EXERCISE DIRECTIONS:
Select all lines in the records that include "September".

[Collection entries]
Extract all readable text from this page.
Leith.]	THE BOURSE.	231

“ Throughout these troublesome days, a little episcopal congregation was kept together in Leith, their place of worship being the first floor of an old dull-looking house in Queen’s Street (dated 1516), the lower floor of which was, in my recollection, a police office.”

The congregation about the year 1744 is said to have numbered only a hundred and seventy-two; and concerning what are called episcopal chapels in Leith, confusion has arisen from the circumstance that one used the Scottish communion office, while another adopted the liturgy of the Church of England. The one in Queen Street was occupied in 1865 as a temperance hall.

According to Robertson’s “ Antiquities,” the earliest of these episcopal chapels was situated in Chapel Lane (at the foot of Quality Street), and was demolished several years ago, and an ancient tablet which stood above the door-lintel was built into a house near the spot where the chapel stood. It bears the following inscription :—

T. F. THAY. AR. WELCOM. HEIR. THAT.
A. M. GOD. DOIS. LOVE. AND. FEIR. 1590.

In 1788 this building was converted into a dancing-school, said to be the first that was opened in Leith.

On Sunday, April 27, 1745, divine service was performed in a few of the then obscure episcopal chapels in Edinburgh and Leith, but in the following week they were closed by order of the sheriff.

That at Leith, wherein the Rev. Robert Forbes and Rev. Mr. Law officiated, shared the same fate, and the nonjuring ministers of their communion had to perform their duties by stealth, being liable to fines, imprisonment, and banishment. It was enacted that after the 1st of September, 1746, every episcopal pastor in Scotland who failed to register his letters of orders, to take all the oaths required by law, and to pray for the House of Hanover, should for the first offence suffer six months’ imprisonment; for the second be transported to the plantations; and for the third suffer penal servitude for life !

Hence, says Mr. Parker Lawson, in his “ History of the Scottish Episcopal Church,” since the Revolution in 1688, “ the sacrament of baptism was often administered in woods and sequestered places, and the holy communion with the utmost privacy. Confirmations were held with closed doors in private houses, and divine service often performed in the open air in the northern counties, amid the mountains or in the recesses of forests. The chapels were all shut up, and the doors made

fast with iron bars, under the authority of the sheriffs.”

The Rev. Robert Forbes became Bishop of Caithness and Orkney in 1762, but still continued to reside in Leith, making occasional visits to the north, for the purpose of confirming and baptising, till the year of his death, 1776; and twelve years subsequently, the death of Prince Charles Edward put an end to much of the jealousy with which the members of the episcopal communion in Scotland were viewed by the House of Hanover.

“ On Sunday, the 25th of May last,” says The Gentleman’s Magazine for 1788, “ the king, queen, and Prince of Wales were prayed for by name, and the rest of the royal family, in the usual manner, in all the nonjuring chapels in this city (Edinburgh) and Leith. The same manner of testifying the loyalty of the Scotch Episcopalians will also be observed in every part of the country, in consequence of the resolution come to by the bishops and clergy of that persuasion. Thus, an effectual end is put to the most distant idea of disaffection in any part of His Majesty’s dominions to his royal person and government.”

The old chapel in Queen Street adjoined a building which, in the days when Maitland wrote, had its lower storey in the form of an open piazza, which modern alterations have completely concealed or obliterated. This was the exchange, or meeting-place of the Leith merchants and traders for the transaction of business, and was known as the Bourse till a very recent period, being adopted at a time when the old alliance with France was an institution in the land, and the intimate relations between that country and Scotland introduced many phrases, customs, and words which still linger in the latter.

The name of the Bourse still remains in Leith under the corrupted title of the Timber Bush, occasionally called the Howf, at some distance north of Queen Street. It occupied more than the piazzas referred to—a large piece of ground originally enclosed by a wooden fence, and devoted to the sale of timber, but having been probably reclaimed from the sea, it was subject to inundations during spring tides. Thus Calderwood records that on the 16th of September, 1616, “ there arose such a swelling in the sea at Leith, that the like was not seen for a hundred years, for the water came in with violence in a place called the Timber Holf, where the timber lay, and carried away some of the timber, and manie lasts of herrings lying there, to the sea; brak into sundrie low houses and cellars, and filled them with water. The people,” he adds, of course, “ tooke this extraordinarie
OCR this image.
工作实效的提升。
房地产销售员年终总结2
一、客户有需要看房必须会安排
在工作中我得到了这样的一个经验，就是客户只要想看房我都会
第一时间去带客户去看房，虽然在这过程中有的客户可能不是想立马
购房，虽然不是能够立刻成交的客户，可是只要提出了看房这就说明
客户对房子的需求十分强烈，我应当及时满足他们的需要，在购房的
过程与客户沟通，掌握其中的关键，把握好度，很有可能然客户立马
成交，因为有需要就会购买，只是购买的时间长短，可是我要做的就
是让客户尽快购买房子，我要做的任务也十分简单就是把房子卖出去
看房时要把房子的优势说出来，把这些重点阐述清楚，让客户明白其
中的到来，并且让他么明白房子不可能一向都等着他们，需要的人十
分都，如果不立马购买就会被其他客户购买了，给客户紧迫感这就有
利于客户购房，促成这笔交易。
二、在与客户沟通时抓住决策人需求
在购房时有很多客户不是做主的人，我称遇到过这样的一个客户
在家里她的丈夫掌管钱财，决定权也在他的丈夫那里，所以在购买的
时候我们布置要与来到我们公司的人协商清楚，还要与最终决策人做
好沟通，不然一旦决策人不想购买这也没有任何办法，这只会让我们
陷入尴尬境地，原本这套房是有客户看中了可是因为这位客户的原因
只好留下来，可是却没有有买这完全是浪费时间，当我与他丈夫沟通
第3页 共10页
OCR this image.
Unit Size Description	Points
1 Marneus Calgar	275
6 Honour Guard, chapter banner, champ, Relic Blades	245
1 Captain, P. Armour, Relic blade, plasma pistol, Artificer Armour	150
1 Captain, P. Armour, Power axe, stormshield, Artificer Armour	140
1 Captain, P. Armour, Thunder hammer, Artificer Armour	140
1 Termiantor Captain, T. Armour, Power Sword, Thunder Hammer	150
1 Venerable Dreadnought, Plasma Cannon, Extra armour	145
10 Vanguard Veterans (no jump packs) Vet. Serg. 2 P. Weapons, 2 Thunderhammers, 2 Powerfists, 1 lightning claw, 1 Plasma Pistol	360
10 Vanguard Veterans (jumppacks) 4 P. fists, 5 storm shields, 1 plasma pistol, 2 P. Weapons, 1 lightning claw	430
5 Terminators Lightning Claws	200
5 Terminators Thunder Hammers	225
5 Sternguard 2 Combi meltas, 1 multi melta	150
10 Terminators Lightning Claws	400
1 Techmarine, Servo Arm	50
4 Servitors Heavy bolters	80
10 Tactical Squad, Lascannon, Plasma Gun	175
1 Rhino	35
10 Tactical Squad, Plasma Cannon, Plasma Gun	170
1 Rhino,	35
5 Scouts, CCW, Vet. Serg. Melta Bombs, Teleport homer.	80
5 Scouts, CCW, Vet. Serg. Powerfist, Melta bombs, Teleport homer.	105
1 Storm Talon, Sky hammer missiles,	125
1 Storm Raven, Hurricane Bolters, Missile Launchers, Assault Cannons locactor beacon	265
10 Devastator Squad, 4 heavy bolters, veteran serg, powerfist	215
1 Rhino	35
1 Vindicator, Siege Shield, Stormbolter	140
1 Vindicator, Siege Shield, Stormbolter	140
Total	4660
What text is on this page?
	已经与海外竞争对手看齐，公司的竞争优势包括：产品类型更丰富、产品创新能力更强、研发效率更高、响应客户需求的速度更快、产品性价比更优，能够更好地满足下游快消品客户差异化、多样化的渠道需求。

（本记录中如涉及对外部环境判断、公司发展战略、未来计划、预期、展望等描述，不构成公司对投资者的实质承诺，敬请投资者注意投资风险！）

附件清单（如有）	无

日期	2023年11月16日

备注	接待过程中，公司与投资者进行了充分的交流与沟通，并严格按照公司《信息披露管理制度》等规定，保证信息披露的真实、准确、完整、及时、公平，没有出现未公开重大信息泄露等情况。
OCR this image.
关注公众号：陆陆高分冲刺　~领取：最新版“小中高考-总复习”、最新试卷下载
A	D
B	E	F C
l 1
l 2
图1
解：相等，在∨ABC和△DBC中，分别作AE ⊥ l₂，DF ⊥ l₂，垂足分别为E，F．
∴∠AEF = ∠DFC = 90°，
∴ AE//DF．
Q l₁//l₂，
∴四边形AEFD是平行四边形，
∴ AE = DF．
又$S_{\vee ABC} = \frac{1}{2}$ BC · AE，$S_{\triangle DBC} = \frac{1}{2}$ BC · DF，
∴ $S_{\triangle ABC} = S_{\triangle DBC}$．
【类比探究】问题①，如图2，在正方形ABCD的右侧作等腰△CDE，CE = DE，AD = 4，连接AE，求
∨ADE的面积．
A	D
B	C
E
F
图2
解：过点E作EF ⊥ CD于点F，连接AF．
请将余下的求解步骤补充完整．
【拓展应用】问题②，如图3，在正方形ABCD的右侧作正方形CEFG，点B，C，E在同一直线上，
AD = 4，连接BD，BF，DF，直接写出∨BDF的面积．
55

RESULT OF THE EXERCISE:
That at Leith, wherein the Rev. Robert Forbes and Rev. Mr. Law officiated, shared the same fate, and the nonjuring ministers of their communion had to perform their duties by stealth, being liable to fines, imprisonment, and banishment. It was enacted that after the 1st of September, 1746, every episcopal pastor in Scotland who failed to register his letters of orders, to take all the oaths required by law, and to pray for the House of Hanover, should for the first offence suffer six months’ imprisonment; for the second be transported to the plantations; and for the third suffer penal servitude for life !
The name of the Bourse still remains in Leith under the corrupted title of the Timber Bush, occasionally called the Howf, at some distance north of Queen Street. It occupied more than the piazzas referred to—a large piece of ground originally enclosed by a wooden fence, and devoted to the sale of timber, but having been probably reclaimed from the sea, it was subject to inundations during spring tides. Thus Calderwood records that on the 16th of September, 1616, “ there arose such a swelling in the sea at Leith, that the like was not seen for a hundred years, for the water came in with violence in a place called the Timber Holf, where the timber lay, and carried away some of the timber, and manie lasts of herrings lying there, to the sea; brak into sundrie low houses and cellars, and filled them with water. The people,” he adds, of course, “ tooke this extraordinarie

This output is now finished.